#### [SET PROBLEM]
State how many lines of the records contain the string "retou", and give no other information.

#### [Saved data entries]
■ ■ ■ ■ ■ ■ ■

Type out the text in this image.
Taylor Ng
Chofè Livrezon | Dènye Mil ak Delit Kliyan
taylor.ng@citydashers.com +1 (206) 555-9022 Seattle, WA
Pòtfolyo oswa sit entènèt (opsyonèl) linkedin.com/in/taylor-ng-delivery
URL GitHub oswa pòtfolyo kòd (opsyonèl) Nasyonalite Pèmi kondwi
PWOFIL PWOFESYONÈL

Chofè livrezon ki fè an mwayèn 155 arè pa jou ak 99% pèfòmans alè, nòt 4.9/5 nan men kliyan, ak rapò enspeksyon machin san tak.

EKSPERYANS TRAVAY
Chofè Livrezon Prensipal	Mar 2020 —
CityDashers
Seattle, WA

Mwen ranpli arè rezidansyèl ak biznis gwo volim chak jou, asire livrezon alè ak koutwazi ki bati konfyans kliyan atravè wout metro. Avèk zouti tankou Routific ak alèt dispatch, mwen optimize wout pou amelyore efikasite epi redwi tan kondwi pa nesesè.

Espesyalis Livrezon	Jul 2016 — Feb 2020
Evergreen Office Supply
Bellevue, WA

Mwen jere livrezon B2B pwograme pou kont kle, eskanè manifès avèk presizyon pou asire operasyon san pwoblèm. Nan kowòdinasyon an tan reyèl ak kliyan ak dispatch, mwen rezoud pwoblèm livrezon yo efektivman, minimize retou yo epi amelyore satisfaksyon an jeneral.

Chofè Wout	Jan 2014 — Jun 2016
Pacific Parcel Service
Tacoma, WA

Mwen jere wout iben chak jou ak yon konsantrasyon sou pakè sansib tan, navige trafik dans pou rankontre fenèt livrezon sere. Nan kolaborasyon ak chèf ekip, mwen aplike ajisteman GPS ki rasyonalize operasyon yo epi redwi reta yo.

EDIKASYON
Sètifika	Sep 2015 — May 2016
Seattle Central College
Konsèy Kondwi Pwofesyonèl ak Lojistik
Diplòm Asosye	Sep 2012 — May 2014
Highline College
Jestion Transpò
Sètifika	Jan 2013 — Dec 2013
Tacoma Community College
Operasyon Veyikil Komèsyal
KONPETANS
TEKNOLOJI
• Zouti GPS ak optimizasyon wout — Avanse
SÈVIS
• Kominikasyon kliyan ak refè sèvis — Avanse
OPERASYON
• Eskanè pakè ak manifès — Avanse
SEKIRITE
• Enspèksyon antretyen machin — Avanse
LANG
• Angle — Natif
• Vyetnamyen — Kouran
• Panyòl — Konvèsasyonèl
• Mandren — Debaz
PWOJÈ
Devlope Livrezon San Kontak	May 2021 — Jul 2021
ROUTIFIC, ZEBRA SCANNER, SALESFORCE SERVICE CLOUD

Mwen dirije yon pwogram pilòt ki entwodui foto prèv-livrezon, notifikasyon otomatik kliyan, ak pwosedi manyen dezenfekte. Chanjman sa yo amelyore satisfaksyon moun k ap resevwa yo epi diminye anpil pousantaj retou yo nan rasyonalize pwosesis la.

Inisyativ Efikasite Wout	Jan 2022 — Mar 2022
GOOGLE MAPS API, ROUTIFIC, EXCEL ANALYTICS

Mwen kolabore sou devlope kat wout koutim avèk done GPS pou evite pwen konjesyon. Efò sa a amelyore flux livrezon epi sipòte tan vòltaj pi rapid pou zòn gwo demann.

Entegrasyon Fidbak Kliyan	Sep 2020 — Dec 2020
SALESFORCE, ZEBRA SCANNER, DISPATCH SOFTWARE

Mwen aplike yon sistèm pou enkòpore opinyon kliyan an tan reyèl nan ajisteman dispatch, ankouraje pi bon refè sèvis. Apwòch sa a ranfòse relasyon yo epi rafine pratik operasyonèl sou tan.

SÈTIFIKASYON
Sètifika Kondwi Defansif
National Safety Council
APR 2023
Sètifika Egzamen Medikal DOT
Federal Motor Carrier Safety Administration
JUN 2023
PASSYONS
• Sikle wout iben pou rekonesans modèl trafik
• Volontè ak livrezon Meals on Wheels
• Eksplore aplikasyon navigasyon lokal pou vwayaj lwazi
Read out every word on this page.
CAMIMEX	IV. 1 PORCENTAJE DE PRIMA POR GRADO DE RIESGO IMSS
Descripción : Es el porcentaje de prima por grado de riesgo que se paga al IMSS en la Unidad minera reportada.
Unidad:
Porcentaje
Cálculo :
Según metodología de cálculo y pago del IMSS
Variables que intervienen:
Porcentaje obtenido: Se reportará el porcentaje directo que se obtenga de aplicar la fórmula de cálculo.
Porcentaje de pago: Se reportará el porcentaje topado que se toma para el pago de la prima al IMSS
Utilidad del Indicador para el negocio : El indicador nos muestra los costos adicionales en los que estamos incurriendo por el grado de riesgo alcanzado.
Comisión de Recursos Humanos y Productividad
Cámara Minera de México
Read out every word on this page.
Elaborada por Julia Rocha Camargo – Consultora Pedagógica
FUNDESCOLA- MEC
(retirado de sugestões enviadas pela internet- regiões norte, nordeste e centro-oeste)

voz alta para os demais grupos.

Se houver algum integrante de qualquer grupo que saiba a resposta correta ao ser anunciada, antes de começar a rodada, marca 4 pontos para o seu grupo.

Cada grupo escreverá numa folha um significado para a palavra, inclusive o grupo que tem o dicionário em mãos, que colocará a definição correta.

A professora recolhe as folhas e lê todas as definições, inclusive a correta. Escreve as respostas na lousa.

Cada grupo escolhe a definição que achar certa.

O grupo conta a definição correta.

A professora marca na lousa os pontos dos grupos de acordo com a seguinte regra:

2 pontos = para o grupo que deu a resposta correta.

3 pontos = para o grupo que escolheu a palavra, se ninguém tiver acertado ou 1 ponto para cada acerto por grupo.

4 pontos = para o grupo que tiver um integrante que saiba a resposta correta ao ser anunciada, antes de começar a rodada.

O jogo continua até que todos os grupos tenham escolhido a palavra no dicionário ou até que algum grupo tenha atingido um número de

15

■ ■ ■ ■ ■ ■ ■

#### [RESPONSE FOR THIS EXERCISE]
2